Your instructions: Swap "every" for "each" in the stretch from the line containing "List every element" through the line containing "slide-thumbnail-selected[interactable]: 168 <box>0". Return only those lines, with nothing else altered.

Data for processing:

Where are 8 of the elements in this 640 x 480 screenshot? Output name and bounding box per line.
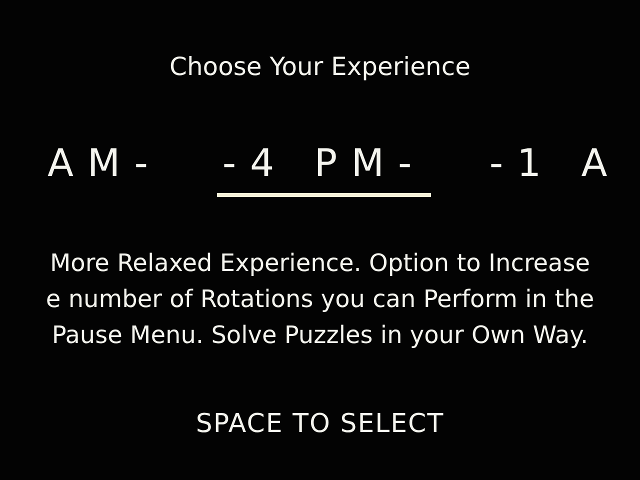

---

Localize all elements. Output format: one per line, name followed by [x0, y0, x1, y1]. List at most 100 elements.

...

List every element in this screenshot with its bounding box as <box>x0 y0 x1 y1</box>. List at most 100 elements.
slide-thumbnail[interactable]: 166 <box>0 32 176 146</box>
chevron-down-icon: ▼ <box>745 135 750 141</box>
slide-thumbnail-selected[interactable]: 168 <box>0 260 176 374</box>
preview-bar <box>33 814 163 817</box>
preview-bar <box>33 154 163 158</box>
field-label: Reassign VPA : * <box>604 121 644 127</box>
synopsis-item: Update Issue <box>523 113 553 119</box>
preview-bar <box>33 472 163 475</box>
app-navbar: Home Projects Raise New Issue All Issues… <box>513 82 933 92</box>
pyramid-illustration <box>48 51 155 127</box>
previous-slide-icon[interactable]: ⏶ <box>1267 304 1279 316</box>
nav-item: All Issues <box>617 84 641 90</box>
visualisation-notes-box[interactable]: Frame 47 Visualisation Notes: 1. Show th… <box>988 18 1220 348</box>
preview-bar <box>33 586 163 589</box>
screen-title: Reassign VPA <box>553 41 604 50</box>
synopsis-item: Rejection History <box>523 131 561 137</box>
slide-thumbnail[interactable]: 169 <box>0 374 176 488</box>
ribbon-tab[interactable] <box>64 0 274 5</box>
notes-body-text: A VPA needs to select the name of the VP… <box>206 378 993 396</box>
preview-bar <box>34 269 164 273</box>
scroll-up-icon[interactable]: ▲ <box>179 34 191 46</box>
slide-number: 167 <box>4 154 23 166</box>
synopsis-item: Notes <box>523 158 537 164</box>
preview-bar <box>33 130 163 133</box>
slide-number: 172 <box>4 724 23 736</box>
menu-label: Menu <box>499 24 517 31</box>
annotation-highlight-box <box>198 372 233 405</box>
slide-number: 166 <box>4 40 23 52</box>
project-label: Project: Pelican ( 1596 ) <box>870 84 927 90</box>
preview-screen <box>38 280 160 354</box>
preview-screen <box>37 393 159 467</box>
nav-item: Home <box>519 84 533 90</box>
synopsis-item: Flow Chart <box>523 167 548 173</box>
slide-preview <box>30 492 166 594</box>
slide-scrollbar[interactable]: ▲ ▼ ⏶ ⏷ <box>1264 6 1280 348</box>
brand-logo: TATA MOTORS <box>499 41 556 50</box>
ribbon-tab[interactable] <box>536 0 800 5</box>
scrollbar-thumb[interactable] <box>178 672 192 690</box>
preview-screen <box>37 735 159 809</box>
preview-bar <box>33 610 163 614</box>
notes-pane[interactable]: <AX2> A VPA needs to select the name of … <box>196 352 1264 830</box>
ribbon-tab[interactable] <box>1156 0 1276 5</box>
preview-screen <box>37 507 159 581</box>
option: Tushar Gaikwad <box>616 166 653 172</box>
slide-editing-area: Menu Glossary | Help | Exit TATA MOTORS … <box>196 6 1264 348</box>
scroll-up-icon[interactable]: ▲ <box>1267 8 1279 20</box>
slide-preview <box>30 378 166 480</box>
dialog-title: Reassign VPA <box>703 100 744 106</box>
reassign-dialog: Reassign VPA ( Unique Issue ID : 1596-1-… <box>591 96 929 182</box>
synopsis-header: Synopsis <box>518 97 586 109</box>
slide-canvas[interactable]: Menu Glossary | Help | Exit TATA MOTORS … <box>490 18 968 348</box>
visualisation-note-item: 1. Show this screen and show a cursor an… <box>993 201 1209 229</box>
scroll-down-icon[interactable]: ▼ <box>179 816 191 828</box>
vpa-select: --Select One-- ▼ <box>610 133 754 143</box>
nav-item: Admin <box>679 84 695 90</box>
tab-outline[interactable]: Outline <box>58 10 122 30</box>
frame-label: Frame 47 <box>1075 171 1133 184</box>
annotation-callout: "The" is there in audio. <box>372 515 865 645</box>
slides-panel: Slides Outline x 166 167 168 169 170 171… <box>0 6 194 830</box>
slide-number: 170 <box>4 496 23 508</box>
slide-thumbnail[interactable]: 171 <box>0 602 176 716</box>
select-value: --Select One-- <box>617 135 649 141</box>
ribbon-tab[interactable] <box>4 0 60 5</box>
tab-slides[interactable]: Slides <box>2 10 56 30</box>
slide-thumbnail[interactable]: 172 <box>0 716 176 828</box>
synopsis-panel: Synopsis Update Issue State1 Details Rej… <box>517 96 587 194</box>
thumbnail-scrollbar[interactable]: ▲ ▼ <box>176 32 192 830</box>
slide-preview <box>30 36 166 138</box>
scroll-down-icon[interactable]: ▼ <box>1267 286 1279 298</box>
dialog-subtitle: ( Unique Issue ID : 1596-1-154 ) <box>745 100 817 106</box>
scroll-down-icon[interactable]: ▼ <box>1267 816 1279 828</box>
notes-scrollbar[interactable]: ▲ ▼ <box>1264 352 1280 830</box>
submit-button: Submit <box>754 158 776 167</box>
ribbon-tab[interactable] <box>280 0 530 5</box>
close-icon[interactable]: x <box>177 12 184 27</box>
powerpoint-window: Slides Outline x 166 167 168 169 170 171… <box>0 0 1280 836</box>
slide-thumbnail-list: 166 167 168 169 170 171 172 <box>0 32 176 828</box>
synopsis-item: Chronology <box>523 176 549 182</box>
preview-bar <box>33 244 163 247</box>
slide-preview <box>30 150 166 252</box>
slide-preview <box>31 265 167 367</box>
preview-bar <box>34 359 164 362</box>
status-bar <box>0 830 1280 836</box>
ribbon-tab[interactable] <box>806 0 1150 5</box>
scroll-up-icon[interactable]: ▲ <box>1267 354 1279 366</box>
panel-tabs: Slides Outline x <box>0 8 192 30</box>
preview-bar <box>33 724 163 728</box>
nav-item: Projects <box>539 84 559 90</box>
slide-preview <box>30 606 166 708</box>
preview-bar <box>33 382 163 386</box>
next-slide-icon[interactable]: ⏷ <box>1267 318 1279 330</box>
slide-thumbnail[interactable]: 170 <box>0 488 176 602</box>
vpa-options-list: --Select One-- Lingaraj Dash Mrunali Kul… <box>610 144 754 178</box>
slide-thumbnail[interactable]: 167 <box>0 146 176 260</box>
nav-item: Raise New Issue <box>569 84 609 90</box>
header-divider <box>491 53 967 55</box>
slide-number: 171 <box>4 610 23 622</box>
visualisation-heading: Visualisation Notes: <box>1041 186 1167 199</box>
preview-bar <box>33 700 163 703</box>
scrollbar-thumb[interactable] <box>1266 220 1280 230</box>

Task answer:
List each element in this screenshot with its bounding box as <box>x0 y0 x1 y1</box>. List at most 100 elements.
slide-thumbnail[interactable]: 166 <box>0 32 176 146</box>
chevron-down-icon: ▼ <box>745 135 750 141</box>
slide-thumbnail-selected[interactable]: 168 <box>0 260 176 374</box>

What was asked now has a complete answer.